## Exercise details
Omit the pictures and retype only the lines from the one containing "What does this" through the end of the listing, both ends included.

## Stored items

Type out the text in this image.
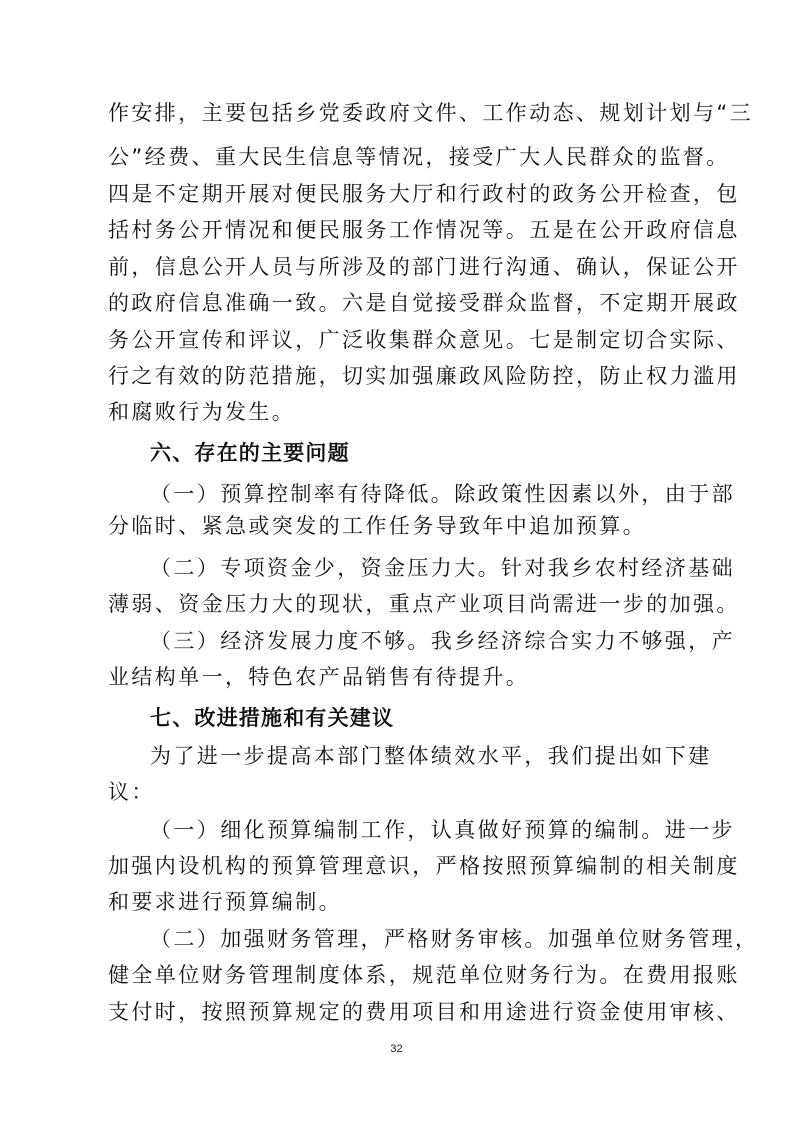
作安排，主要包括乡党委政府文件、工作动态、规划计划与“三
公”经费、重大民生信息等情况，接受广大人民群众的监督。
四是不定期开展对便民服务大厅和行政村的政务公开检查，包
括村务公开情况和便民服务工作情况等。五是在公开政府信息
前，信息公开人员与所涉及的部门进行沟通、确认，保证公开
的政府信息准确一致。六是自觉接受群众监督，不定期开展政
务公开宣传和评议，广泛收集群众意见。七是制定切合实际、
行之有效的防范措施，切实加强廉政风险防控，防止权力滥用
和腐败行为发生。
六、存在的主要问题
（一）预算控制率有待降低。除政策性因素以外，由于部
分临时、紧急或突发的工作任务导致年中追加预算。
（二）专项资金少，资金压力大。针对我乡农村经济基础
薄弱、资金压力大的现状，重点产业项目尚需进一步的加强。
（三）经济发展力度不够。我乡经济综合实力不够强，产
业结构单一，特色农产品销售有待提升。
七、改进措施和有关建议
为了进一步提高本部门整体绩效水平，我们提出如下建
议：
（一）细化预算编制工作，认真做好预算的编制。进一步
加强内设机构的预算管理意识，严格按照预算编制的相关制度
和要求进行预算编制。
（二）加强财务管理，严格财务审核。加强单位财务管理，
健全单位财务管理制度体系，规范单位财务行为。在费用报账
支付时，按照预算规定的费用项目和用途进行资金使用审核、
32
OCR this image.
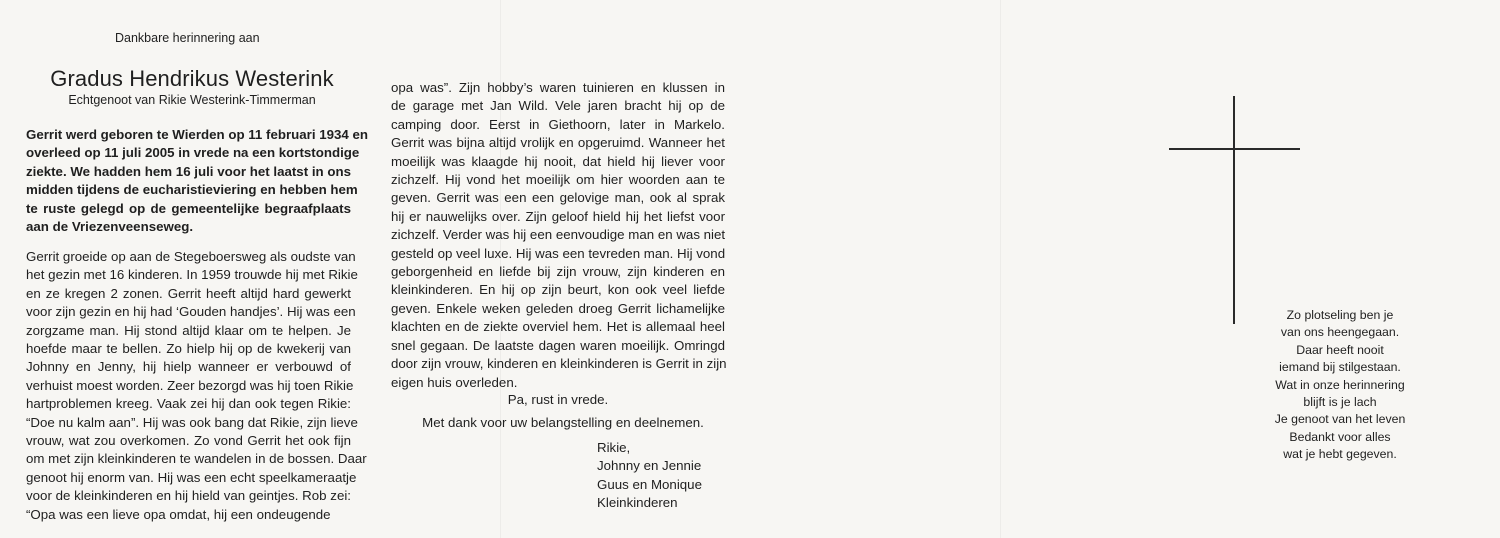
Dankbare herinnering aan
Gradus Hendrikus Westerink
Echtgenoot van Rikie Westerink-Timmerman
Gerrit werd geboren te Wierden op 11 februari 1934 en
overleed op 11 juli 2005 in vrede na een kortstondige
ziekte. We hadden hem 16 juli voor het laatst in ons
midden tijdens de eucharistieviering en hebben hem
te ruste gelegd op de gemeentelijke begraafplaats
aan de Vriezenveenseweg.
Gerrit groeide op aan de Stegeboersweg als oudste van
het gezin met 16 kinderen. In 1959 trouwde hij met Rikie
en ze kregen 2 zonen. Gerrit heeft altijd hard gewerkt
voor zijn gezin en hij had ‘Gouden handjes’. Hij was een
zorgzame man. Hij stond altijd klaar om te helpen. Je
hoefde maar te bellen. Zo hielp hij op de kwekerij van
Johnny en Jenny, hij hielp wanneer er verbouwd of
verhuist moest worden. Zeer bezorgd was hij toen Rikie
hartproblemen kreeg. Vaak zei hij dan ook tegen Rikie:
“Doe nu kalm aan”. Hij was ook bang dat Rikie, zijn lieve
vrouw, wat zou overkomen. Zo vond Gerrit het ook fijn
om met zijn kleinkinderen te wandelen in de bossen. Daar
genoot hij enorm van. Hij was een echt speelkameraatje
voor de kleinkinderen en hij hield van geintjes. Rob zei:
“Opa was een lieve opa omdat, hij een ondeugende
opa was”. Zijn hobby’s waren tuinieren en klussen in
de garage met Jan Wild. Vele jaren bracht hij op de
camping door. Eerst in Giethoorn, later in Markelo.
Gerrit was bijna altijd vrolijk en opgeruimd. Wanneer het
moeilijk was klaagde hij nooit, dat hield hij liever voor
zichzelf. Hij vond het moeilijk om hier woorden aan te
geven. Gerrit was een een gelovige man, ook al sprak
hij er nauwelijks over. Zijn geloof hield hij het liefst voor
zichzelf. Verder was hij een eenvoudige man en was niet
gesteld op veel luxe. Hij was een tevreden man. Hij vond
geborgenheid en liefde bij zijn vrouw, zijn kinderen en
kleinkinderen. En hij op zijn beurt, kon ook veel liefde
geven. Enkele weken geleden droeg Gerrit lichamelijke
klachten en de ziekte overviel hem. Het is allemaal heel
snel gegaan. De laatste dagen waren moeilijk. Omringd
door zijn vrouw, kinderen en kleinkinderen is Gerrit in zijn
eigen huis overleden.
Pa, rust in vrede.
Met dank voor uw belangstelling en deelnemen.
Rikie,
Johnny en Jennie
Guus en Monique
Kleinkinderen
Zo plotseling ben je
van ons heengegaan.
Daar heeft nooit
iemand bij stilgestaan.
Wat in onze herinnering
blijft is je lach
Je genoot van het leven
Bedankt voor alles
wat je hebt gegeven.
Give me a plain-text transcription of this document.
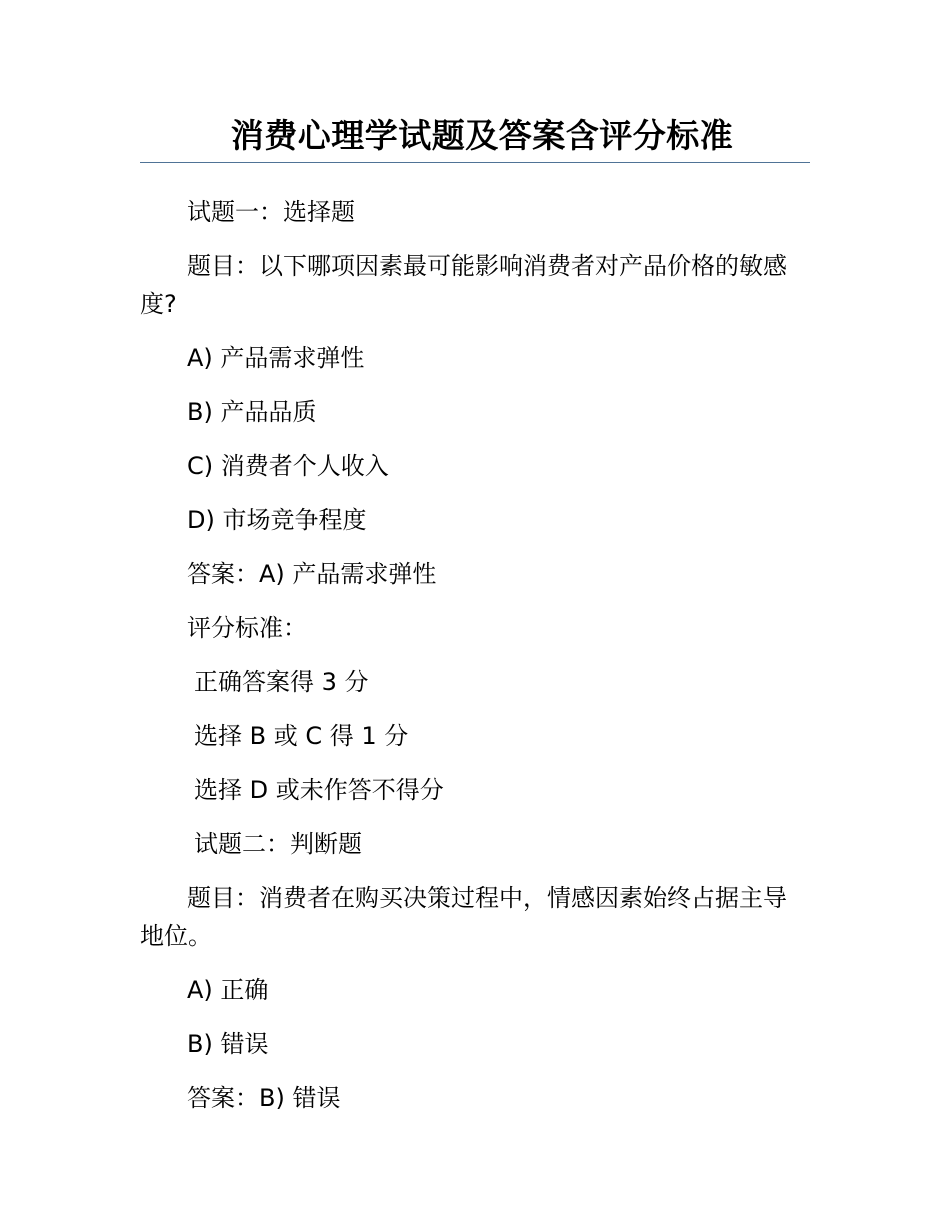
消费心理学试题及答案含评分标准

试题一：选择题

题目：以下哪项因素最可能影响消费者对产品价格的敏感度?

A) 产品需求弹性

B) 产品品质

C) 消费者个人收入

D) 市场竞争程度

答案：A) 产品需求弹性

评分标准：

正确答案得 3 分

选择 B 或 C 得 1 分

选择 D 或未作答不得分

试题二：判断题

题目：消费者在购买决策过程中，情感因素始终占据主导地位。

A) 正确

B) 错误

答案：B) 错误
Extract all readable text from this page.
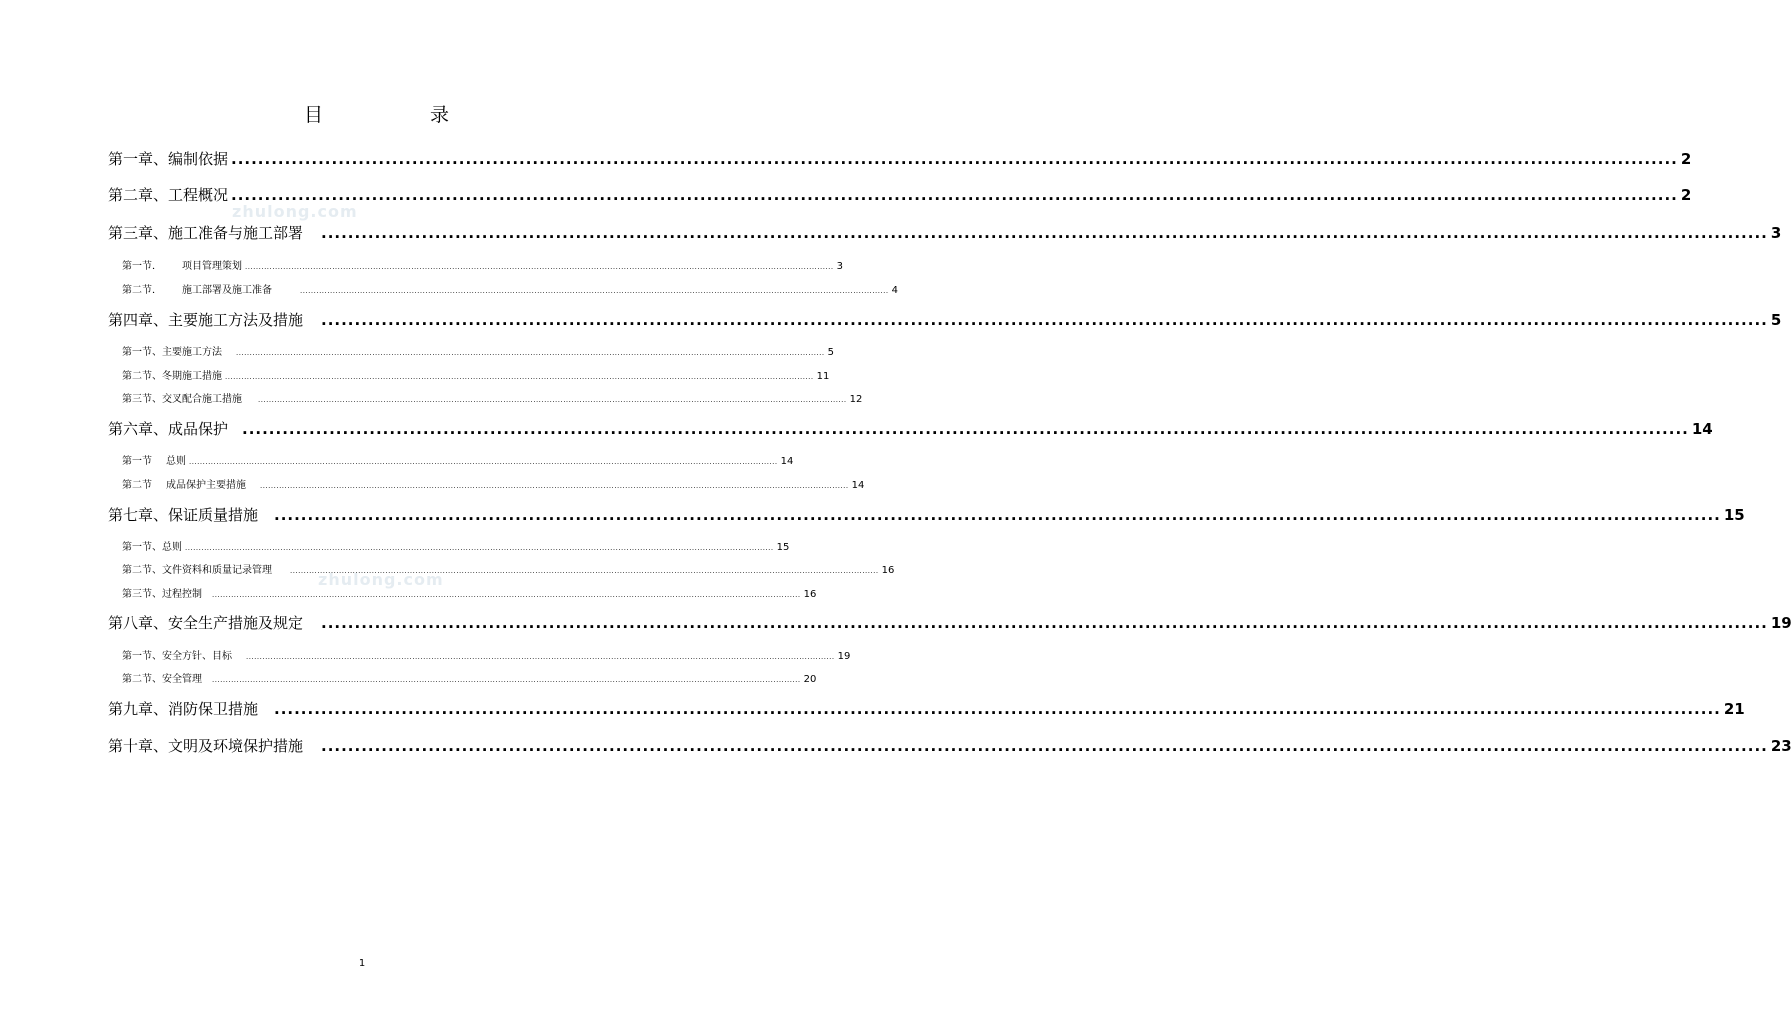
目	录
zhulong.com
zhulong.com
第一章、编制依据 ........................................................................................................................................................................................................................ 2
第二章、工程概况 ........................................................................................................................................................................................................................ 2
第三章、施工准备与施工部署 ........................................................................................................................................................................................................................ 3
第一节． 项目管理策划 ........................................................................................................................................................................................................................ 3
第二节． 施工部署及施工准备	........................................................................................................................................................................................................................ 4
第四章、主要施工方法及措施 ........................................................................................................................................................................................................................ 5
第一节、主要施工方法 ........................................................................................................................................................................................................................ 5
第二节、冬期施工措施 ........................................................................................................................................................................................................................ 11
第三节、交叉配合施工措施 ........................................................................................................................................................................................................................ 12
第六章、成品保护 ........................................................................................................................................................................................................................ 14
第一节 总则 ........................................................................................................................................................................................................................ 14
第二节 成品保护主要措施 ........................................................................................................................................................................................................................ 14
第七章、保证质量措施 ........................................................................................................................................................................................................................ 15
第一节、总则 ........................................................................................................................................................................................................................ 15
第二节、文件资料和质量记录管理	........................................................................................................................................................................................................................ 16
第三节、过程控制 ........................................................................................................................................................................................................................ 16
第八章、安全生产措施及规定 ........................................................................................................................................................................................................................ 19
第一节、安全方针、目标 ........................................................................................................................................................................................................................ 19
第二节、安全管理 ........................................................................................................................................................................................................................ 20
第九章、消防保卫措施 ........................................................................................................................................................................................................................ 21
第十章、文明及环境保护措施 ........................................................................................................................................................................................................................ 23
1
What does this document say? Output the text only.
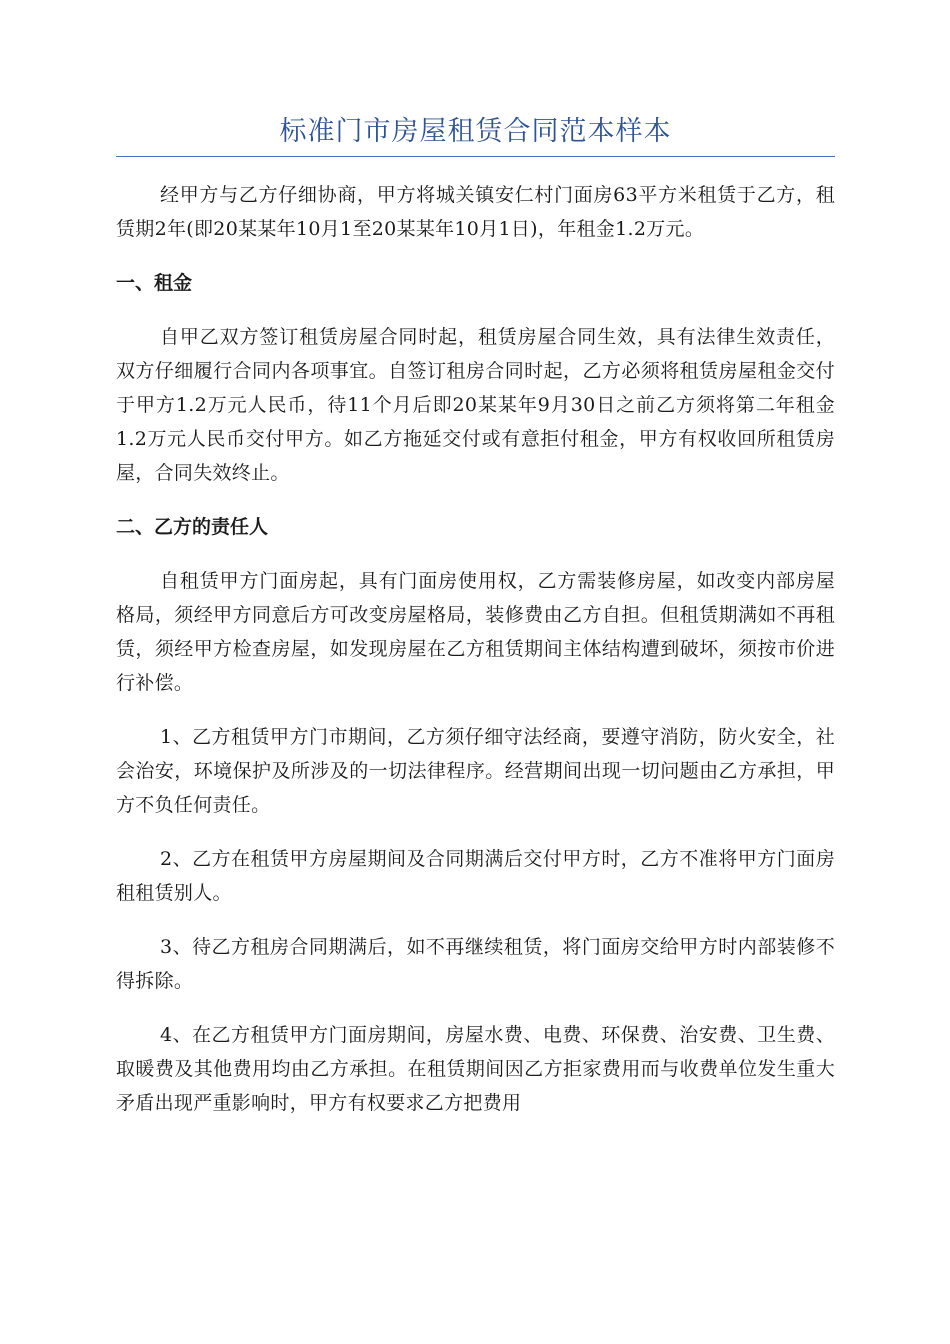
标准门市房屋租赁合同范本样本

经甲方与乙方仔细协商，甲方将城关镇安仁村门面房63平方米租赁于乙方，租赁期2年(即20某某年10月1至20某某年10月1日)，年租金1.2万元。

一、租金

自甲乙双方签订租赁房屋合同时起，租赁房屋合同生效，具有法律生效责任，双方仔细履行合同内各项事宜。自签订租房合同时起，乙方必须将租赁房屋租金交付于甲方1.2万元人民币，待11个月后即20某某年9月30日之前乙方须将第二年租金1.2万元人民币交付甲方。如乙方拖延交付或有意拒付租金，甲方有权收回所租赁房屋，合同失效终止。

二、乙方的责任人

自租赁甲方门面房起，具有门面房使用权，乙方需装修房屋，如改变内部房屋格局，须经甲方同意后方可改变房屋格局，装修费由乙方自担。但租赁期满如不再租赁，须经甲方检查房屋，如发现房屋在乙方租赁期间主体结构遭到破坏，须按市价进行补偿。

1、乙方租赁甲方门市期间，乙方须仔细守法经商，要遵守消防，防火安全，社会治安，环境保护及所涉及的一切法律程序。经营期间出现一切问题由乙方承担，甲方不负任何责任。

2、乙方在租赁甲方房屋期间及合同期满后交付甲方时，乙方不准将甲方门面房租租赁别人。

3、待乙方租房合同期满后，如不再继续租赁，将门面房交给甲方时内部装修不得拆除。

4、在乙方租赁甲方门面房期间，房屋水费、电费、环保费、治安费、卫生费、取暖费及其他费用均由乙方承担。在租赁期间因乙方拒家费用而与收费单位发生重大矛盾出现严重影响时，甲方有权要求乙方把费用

## Exercise result
What does this document say? Output the text only.
标准门市房屋租赁合同范本样本

经甲方与乙方仔细协商，甲方将城关镇安仁村门面房63平方米租赁于乙方，租赁期2年(即20某某年10月1至20某某年10月1日)，年租金1.2万元。

一、租金

自甲乙双方签订租赁房屋合同时起，租赁房屋合同生效，具有法律生效责任，双方仔细履行合同内各项事宜。自签订租房合同时起，乙方必须将租赁房屋租金交付于甲方1.2万元人民币，待11个月后即20某某年9月30日之前乙方须将第二年租金1.2万元人民币交付甲方。如乙方拖延交付或有意拒付租金，甲方有权收回所租赁房屋，合同失效终止。

二、乙方的责任人

自租赁甲方门面房起，具有门面房使用权，乙方需装修房屋，如改变内部房屋格局，须经甲方同意后方可改变房屋格局，装修费由乙方自担。但租赁期满如不再租赁，须经甲方检查房屋，如发现房屋在乙方租赁期间主体结构遭到破坏，须按市价进行补偿。

1、乙方租赁甲方门市期间，乙方须仔细守法经商，要遵守消防，防火安全，社会治安，环境保护及所涉及的一切法律程序。经营期间出现一切问题由乙方承担，甲方不负任何责任。

2、乙方在租赁甲方房屋期间及合同期满后交付甲方时，乙方不准将甲方门面房租租赁别人。

3、待乙方租房合同期满后，如不再继续租赁，将门面房交给甲方时内部装修不得拆除。

4、在乙方租赁甲方门面房期间，房屋水费、电费、环保费、治安费、卫生费、取暖费及其他费用均由乙方承担。在租赁期间因乙方拒家费用而与收费单位发生重大矛盾出现严重影响时，甲方有权要求乙方把费用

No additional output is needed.